• Teks Pilihan:
Senin, November 29, 2010

KISAH SATU MALAM DI BATU KARAS

Kemarin saya baru pulang dari kawasan pantai Batukaras. Saya pergi bertiga dengan dua orang sahabat wanita saya secara dadakan. Sayangnya kami hanya bisa menginap satu malam disana karena masing-masing harus segera pulang ke Jakarta. Biar demikian kami tetap nekad berangkat. Walau pengalaman kami singkat tapi kami rasakan sungguh berkesan. Inilah ceritanya.

BERANGKAT
Kami berangkat dari Jakarta pada malam hari saat jalanan di ibu kota macet di sana-sini. Kami naik mobil Yaris milik sahabat saya dengan dua orang pengendara yang berganti-gantian menyetir, satunya si pemilik mobil dan satunya lagi adalah saya.

• Bahan yang Disediakan:
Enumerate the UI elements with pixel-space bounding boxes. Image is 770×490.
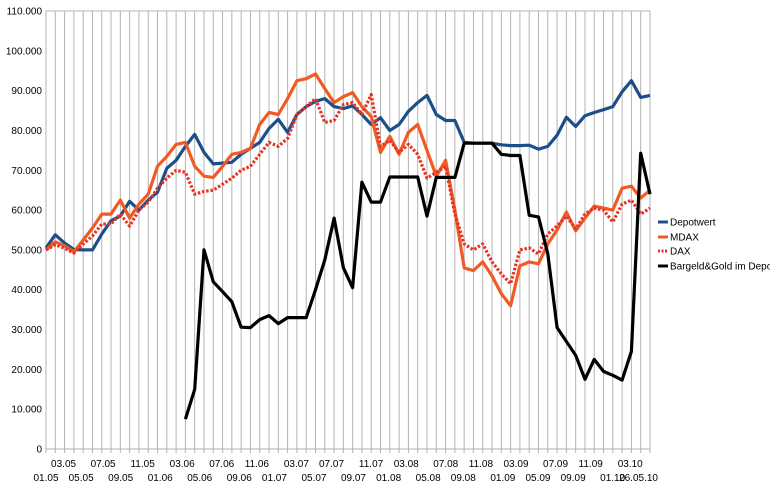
legend: Depotwert MDAX DAX Bargeld&Gold im Depot (658, 218, 770, 273)
x-tick-label: 03.10 (618, 459, 643, 470)
y-axis-tick-labels: 0 10.000 20.000 30.000 40.000 50.000 60.000 70.… (6, 7, 43, 456)
axes (45, 10, 651, 453)
gridlines (45, 11, 651, 449)
y-tick-label: 90.000 (11, 86, 42, 97)
x-tick-label: 11.09 (579, 459, 604, 470)
x-tick-label: 11.07 (359, 459, 384, 470)
x-tick-label: 09.09 (561, 473, 586, 484)
x-tick-label: 09.05 (108, 473, 133, 484)
series-line-3 (183, 141, 652, 420)
x-tick-label: 07.05 (91, 459, 116, 470)
series-line-1 (44, 72, 652, 308)
x-tick-label: 01.05 (33, 473, 58, 484)
x-tick-label: 07.07 (319, 459, 344, 470)
y-tick-label: 110.000 (7, 7, 43, 18)
y-tick-label: 20.000 (11, 365, 42, 376)
y-tick-label: 100.000 (6, 46, 43, 57)
y-tick-label: 70.000 (11, 166, 42, 177)
plot-frame (45, 10, 651, 450)
y-tick-label: 50.000 (11, 245, 42, 256)
x-tick-label: 03.08 (394, 459, 419, 470)
x-tick-label: 03.07 (284, 459, 309, 470)
x-tick-label: 09.07 (341, 473, 366, 484)
x-tick-label: 01.06 (148, 473, 173, 484)
x-tick-label: 05.06 (187, 473, 212, 484)
series-lines (44, 72, 652, 420)
y-tick-label: 80.000 (11, 126, 42, 137)
x-tick-label: 09.06 (227, 473, 252, 484)
x-tick-label: 03.09 (504, 459, 529, 470)
series-line-2 (45, 92, 651, 286)
x-tick-label: 05.07 (301, 473, 326, 484)
y-tick-label: 30.000 (11, 325, 42, 336)
x-tick-label: 05.05 (69, 473, 94, 484)
x-tick-label: 07.09 (543, 459, 568, 470)
y-tick-label: 60.000 (11, 206, 42, 217)
x-tick-label: 07.08 (433, 459, 458, 470)
x-tick-label: 07.06 (209, 459, 234, 470)
x-tick-label: 05.09 (525, 473, 550, 484)
x-tick-label: 05.08 (416, 473, 441, 484)
legend-label: MDAX (670, 233, 699, 244)
x-tick-label: 03.05 (51, 459, 76, 470)
legend-label: Depotwert (670, 218, 716, 229)
x-tick-label: 01.07 (262, 473, 287, 484)
x-tick-label: 11.08 (469, 459, 494, 470)
legend-label: DAX (670, 247, 691, 258)
x-tick-label: 11.06 (245, 459, 270, 470)
legend-label: Bargeld&Gold im Depot (670, 262, 770, 273)
x-tick-label: 01.10 (600, 473, 625, 484)
x-axis-tick-labels: 03.05 07.05 11.05 03.06 07.06 11.06 03.07 07.07… (33, 459, 658, 484)
x-tick-label: 09.08 (451, 473, 476, 484)
y-tick-label: 40.000 (11, 285, 42, 296)
x-tick-label: 01.08 (376, 473, 401, 484)
x-tick-label: 01.09 (490, 473, 515, 484)
x-tick-label: 26.05.10 (619, 473, 658, 484)
y-tick-label: 0 (36, 445, 42, 456)
x-tick-label: 11.05 (130, 459, 155, 470)
y-tick-label: 10.000 (11, 405, 42, 416)
x-tick-label: 03.06 (170, 459, 195, 470)
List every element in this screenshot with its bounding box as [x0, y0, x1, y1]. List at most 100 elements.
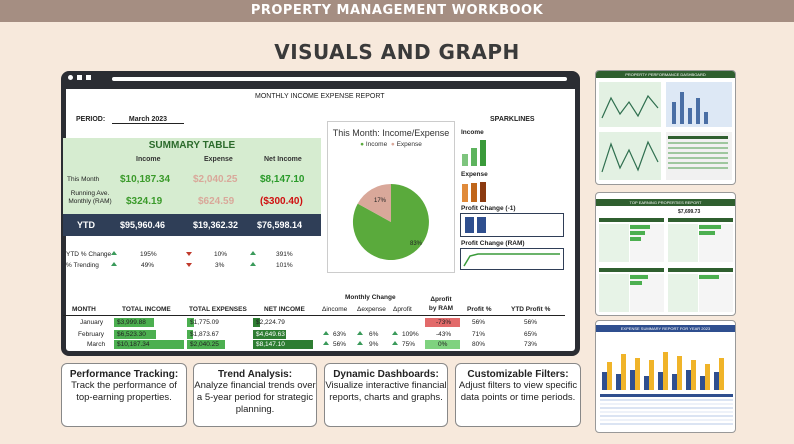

• Soal Latihan:
a) Bagaimana isi kisah perjalanan ke Batu Karas jika diringkas dalam dua kalimat?
b) Jawablah pertanyaan berikut berdasarkan kisah perjalanan ke Batu Karas.
(i) Mengapa mereka hanya bisa menginap satu malam di sana?
(ii) Pada waktu apa mereka berangkat dari Jakarta?
(iii) Siapa saja yang bergantian menyetir mobil?
c) Sambunglah kisah perjalanan ke Batu Karas mulai setelah kalimat terakhirnya.

• Jawaban:
a) Penulis berangkat secara dadakan ke kawasan pantai Batukaras bersama dua sahabat wanitanya. Mereka hanya bisa menginap satu malam karena harus segera pulang ke Jakarta, tetapi pengalaman singkat itu terasa sungguh berkesan.

b)
(i) Masing-masing harus segera pulang ke Jakarta.
(ii) Pada malam hari.
(iii) Pemilik mobil dan penulis.

c)
Kami mampir dulu di restoran Solaria yang terletak di area peristirahatan pom bensin pertama tol Cikunir untuk mengisi perut yang keroncongan pada sekitar pukul 20.00-an malam. Cukup lama kami disana karena pesanan makanan kami lama sekali datangnya. Selain makan kami juga harus ke ATM dan mampir sebentar di minimarket untuk membeli beberapa keperluan di perjalanan.

Ketika kami masuk mobil untuk berangkat kira-kira waktu saat itu sudah pukul 22.30 malam. Kami kemudian terus menggunakan jalur tol Jakarta-Cikampek, lalu masuk ke jalan tol Cipularang (Cikampek-Purwakarta-Padalarang) yang sangat gelap dan lanjut masuk ke jalan tol Padauleunyi (Padalarang-Cileunyi).

Sebelum masuk ke tol Padaleunyi kami mampir lagi sejenak di area peristirahatan buat istirahat sebentar dan ke toilet. Hari sudah semakin larut saat kami berangkat lagi menyusuri jalan tol. Di ujung jalan kami keluar di pintu keluar Cileunyi, yaitu pintu tol terkhir, saat waktu menunjukkan sekitar pukul 1.00 dini hari. Kami stop lagi untuk beristirahat di tempat peristirahatan dekat pintu keluar tol sekitar 25 menit lalu melanjutkan perjalanan.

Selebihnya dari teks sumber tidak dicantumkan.